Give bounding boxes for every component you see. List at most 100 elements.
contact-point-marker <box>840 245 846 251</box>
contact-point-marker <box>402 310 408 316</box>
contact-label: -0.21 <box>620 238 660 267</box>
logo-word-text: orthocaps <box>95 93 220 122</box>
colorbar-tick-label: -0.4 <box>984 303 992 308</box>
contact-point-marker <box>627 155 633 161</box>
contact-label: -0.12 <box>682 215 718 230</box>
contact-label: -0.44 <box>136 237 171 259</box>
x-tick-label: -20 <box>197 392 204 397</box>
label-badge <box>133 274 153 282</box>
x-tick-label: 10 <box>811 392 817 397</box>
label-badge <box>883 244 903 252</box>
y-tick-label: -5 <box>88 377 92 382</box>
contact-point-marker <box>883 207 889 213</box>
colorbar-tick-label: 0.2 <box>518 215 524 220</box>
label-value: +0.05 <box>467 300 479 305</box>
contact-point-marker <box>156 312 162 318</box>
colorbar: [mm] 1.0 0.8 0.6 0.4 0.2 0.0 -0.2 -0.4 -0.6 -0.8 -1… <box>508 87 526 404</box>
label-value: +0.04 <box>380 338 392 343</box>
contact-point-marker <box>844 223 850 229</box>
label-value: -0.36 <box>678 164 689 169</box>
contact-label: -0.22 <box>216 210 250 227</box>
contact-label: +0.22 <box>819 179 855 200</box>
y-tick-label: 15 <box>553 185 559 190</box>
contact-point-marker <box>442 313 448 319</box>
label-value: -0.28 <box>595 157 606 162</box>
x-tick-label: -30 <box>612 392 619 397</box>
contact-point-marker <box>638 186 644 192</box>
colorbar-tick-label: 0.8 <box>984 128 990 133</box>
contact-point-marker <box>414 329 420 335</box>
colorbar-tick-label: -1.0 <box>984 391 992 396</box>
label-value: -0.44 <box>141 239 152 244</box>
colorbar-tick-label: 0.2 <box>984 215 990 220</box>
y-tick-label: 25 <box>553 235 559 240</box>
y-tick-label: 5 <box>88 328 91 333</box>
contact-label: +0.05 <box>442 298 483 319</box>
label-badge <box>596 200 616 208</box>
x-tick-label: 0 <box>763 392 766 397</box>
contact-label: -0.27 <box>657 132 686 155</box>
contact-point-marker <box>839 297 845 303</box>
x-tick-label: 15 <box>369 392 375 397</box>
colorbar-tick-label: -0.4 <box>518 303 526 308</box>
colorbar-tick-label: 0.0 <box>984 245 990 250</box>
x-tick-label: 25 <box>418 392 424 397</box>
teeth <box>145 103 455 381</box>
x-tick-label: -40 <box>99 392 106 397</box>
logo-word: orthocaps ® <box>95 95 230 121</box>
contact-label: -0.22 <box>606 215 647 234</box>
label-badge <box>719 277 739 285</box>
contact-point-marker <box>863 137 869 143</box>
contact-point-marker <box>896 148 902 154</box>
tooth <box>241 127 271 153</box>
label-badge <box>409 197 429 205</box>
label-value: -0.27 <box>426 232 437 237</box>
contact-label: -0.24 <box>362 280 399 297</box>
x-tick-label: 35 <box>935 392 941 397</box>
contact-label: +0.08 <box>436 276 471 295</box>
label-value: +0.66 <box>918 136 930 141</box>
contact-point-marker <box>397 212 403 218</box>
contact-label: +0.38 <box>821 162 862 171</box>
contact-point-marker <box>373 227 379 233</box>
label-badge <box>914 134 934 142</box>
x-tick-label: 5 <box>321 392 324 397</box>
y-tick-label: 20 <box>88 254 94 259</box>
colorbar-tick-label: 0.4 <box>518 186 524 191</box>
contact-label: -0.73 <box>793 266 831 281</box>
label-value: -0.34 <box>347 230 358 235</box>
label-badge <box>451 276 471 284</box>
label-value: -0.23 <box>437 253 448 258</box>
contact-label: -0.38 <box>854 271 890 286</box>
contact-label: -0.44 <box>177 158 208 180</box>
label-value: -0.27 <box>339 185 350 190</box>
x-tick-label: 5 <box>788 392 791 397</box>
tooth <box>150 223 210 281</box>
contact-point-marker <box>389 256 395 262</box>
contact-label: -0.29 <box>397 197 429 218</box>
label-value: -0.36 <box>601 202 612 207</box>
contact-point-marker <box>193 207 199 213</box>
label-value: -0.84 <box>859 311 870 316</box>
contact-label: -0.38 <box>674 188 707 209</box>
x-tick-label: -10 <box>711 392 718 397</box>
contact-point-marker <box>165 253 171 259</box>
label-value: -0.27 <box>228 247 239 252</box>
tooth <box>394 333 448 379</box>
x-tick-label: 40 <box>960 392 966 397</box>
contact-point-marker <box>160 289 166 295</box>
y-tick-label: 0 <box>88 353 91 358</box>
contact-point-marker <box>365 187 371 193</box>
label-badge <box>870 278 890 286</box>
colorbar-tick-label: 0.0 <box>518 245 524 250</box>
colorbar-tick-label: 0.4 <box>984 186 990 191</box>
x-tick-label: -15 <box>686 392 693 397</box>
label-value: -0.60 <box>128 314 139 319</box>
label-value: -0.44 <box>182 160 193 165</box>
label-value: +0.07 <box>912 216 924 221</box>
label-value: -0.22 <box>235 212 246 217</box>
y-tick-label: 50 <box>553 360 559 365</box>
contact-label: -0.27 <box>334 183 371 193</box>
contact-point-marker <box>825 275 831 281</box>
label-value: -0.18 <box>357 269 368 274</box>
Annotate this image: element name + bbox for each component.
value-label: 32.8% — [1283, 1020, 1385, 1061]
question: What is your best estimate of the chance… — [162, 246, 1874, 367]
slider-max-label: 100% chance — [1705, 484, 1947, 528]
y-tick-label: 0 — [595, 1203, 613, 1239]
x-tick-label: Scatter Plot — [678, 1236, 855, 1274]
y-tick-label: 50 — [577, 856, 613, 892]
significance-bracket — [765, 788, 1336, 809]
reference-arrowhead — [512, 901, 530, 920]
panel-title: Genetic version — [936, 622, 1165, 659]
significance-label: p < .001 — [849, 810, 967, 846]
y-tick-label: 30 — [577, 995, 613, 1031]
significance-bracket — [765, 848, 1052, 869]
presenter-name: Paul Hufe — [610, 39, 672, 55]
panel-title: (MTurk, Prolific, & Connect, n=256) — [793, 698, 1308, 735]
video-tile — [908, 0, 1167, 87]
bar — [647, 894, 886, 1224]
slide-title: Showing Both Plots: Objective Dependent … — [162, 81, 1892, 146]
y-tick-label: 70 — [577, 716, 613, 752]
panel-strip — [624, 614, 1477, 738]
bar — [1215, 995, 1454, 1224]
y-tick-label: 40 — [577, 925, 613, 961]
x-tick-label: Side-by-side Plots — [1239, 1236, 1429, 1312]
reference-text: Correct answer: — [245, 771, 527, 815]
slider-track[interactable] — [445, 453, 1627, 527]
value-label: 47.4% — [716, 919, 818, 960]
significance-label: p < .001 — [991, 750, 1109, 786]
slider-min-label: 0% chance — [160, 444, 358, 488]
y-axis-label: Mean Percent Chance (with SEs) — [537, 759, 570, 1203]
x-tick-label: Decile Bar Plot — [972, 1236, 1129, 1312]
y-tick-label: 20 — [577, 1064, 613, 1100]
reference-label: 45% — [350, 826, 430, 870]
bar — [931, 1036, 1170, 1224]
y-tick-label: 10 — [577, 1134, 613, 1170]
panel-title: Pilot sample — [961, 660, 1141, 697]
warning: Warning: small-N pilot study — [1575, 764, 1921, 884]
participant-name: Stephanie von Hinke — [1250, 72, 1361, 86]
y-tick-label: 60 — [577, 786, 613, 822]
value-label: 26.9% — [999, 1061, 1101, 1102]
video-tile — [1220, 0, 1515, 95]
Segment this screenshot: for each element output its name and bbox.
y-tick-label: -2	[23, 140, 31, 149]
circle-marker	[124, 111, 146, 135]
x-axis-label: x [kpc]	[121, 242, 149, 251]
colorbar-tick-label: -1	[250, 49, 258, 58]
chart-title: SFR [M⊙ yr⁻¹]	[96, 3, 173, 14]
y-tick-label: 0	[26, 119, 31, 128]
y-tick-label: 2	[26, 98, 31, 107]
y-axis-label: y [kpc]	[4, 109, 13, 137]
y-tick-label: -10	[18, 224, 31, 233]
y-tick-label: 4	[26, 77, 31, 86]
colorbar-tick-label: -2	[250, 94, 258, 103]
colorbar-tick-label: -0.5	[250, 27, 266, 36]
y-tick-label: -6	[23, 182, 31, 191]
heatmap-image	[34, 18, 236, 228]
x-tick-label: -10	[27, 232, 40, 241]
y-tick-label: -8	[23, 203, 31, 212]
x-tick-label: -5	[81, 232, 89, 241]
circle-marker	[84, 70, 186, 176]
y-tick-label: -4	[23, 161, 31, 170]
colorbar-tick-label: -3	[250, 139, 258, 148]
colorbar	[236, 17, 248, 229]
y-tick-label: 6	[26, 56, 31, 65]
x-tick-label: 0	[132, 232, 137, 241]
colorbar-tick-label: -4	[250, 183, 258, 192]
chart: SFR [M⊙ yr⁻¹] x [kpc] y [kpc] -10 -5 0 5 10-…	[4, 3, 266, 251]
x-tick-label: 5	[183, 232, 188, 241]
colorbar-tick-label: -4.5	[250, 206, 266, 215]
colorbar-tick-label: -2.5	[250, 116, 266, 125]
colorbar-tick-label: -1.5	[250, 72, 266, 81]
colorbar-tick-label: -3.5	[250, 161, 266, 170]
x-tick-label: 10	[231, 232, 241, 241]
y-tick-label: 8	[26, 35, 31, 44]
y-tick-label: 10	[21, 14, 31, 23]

☆ ☆ ☆ ☆ ☆ ☆ ☆

_TASK BRIEF_. Reproduce the entries above without any change, starting at the first entry and ending at the line that contains "colorbar-tick-label: 0.2 <box>518", with both of these lines included.

_RESPONSE TO THE TASK_.
Give bounding boxes for every component you see. List at most 100 elements.
contact-point-marker <box>840 245 846 251</box>
contact-point-marker <box>402 310 408 316</box>
contact-label: -0.21 <box>620 238 660 267</box>
logo-word-text: orthocaps <box>95 93 220 122</box>
colorbar-tick-label: -0.4 <box>984 303 992 308</box>
contact-point-marker <box>627 155 633 161</box>
contact-label: -0.12 <box>682 215 718 230</box>
contact-label: -0.44 <box>136 237 171 259</box>
x-tick-label: -20 <box>197 392 204 397</box>
label-badge <box>133 274 153 282</box>
x-tick-label: 10 <box>811 392 817 397</box>
label-badge <box>883 244 903 252</box>
y-tick-label: -5 <box>88 377 92 382</box>
contact-point-marker <box>883 207 889 213</box>
colorbar-tick-label: 0.2 <box>518 215 524 220</box>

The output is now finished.